## [Goal of the exercise]
Reproduce the data exactly and drop any pictures it holds.

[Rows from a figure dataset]

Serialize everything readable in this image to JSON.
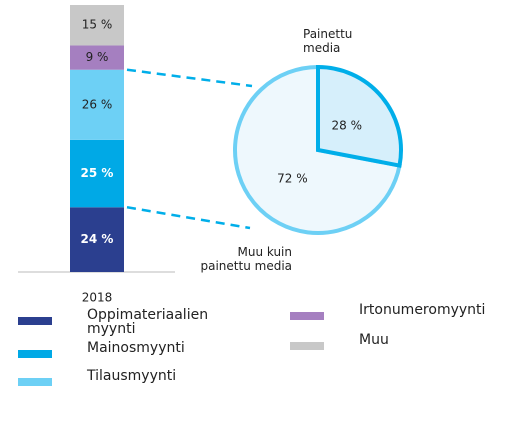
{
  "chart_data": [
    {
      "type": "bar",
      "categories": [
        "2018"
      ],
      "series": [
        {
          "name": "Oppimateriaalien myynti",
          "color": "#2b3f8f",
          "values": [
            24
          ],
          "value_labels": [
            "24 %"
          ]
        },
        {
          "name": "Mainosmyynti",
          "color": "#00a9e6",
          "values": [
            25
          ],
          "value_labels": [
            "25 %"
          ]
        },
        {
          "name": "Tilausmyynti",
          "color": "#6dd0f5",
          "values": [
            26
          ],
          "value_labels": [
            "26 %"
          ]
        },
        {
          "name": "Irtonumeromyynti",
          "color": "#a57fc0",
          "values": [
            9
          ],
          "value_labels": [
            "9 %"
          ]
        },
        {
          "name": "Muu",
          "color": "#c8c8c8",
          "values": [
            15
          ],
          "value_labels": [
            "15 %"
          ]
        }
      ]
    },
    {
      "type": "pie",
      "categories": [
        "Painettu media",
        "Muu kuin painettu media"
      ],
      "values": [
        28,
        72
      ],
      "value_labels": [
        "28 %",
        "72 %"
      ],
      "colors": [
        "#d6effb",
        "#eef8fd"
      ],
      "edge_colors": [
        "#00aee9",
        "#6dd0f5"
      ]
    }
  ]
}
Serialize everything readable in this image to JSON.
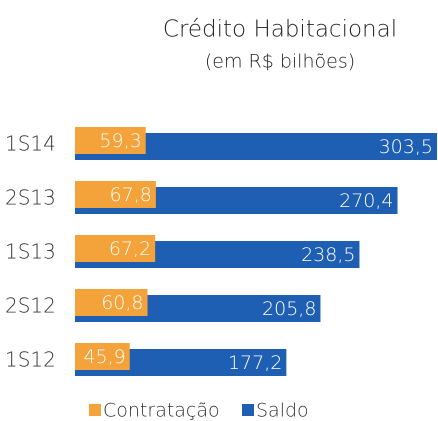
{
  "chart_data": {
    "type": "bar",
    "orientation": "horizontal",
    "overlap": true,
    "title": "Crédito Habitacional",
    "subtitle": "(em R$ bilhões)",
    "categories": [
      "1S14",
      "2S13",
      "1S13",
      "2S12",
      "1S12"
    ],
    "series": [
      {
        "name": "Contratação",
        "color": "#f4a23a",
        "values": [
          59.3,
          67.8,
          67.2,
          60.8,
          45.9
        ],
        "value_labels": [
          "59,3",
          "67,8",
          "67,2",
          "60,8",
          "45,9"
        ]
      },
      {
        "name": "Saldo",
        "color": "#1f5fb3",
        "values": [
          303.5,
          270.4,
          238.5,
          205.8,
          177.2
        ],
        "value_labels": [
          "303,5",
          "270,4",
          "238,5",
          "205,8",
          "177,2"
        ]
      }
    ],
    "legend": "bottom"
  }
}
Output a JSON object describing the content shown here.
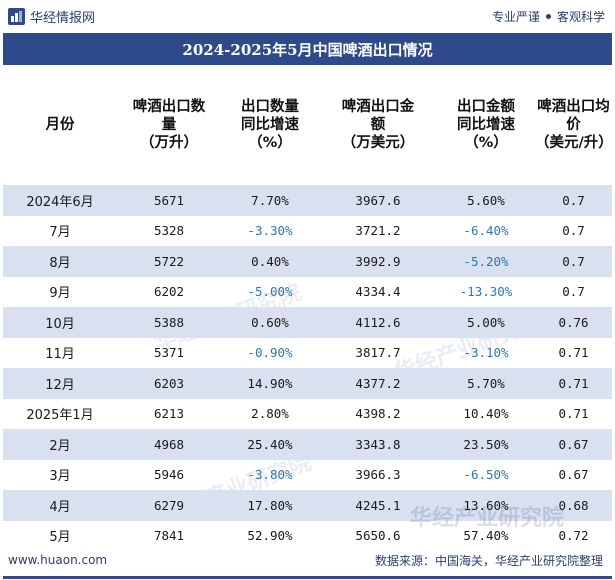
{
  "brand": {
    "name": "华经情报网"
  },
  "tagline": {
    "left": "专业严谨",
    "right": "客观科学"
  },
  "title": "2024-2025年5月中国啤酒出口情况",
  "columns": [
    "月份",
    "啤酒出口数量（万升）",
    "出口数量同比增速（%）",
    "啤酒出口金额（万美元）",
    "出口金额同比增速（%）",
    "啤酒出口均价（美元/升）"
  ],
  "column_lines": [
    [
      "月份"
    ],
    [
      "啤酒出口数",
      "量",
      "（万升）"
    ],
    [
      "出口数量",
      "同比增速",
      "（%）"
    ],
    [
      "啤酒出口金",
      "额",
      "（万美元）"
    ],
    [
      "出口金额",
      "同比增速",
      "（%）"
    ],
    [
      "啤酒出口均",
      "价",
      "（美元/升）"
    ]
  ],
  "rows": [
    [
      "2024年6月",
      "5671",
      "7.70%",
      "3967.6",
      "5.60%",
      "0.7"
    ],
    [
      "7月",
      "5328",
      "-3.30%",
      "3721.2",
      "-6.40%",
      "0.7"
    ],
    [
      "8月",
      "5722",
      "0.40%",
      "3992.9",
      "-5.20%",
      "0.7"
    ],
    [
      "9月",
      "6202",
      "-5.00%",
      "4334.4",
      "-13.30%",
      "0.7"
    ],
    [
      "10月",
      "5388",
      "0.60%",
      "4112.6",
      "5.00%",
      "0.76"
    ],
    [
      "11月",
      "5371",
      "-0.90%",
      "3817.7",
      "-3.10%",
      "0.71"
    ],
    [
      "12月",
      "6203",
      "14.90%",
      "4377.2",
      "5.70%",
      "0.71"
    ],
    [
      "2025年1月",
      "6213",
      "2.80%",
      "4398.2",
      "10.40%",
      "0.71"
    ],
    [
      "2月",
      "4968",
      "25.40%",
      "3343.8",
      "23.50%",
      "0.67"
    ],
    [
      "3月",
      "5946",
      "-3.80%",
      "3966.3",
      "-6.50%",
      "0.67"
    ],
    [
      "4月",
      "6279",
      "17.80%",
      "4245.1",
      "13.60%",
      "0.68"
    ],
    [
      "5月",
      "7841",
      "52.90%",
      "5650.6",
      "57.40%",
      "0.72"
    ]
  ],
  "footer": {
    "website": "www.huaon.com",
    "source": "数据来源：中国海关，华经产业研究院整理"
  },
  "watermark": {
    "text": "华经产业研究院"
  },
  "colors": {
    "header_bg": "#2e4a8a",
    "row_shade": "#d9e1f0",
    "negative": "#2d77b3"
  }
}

## [Expected answer]
Serialize everything readable in this image to JSON.
{
  "chart_data": [
    {
      "type": "bar",
      "categories": [
        "2018"
      ],
      "series": [
        {
          "name": "Oppimateriaalien myynti",
          "color": "#2b3f8f",
          "values": [
            24
          ],
          "value_labels": [
            "24 %"
          ]
        },
        {
          "name": "Mainosmyynti",
          "color": "#00a9e6",
          "values": [
            25
          ],
          "value_labels": [
            "25 %"
          ]
        },
        {
          "name": "Tilausmyynti",
          "color": "#6dd0f5",
          "values": [
            26
          ],
          "value_labels": [
            "26 %"
          ]
        },
        {
          "name": "Irtonumeromyynti",
          "color": "#a57fc0",
          "values": [
            9
          ],
          "value_labels": [
            "9 %"
          ]
        },
        {
          "name": "Muu",
          "color": "#c8c8c8",
          "values": [
            15
          ],
          "value_labels": [
            "15 %"
          ]
        }
      ]
    },
    {
      "type": "pie",
      "categories": [
        "Painettu media",
        "Muu kuin painettu media"
      ],
      "values": [
        28,
        72
      ],
      "value_labels": [
        "28 %",
        "72 %"
      ],
      "colors": [
        "#d6effb",
        "#eef8fd"
      ],
      "edge_colors": [
        "#00aee9",
        "#6dd0f5"
      ]
    }
  ]
}
Serialize everything readable in this image to JSON.
{
  "chart_data": {
    "type": "bar",
    "orientation": "horizontal",
    "overlap": true,
    "title": "Crédito Habitacional",
    "subtitle": "(em R$ bilhões)",
    "categories": [
      "1S14",
      "2S13",
      "1S13",
      "2S12",
      "1S12"
    ],
    "series": [
      {
        "name": "Contratação",
        "color": "#f4a23a",
        "values": [
          59.3,
          67.8,
          67.2,
          60.8,
          45.9
        ],
        "value_labels": [
          "59,3",
          "67,8",
          "67,2",
          "60,8",
          "45,9"
        ]
      },
      {
        "name": "Saldo",
        "color": "#1f5fb3",
        "values": [
          303.5,
          270.4,
          238.5,
          205.8,
          177.2
        ],
        "value_labels": [
          "303,5",
          "270,4",
          "238,5",
          "205,8",
          "177,2"
        ]
      }
    ],
    "legend": "bottom"
  }
}
Output a JSON object describing the content shown here.
{
  "brand": {
    "name": "华经情报网"
  },
  "tagline": {
    "left": "专业严谨",
    "right": "客观科学"
  },
  "title": "2024-2025年5月中国啤酒出口情况",
  "columns": [
    "月份",
    "啤酒出口数量（万升）",
    "出口数量同比增速（%）",
    "啤酒出口金额（万美元）",
    "出口金额同比增速（%）",
    "啤酒出口均价（美元/升）"
  ],
  "column_lines": [
    [
      "月份"
    ],
    [
      "啤酒出口数",
      "量",
      "（万升）"
    ],
    [
      "出口数量",
      "同比增速",
      "（%）"
    ],
    [
      "啤酒出口金",
      "额",
      "（万美元）"
    ],
    [
      "出口金额",
      "同比增速",
      "（%）"
    ],
    [
      "啤酒出口均",
      "价",
      "（美元/升）"
    ]
  ],
  "rows": [
    [
      "2024年6月",
      "5671",
      "7.70%",
      "3967.6",
      "5.60%",
      "0.7"
    ],
    [
      "7月",
      "5328",
      "-3.30%",
      "3721.2",
      "-6.40%",
      "0.7"
    ],
    [
      "8月",
      "5722",
      "0.40%",
      "3992.9",
      "-5.20%",
      "0.7"
    ],
    [
      "9月",
      "6202",
      "-5.00%",
      "4334.4",
      "-13.30%",
      "0.7"
    ],
    [
      "10月",
      "5388",
      "0.60%",
      "4112.6",
      "5.00%",
      "0.76"
    ],
    [
      "11月",
      "5371",
      "-0.90%",
      "3817.7",
      "-3.10%",
      "0.71"
    ],
    [
      "12月",
      "6203",
      "14.90%",
      "4377.2",
      "5.70%",
      "0.71"
    ],
    [
      "2025年1月",
      "6213",
      "2.80%",
      "4398.2",
      "10.40%",
      "0.71"
    ],
    [
      "2月",
      "4968",
      "25.40%",
      "3343.8",
      "23.50%",
      "0.67"
    ],
    [
      "3月",
      "5946",
      "-3.80%",
      "3966.3",
      "-6.50%",
      "0.67"
    ],
    [
      "4月",
      "6279",
      "17.80%",
      "4245.1",
      "13.60%",
      "0.68"
    ],
    [
      "5月",
      "7841",
      "52.90%",
      "5650.6",
      "57.40%",
      "0.72"
    ]
  ],
  "footer": {
    "website": "www.huaon.com",
    "source": "数据来源：中国海关，华经产业研究院整理"
  },
  "watermark": {
    "text": "华经产业研究院"
  },
  "colors": {
    "header_bg": "#2e4a8a",
    "row_shade": "#d9e1f0",
    "negative": "#2d77b3"
  }
}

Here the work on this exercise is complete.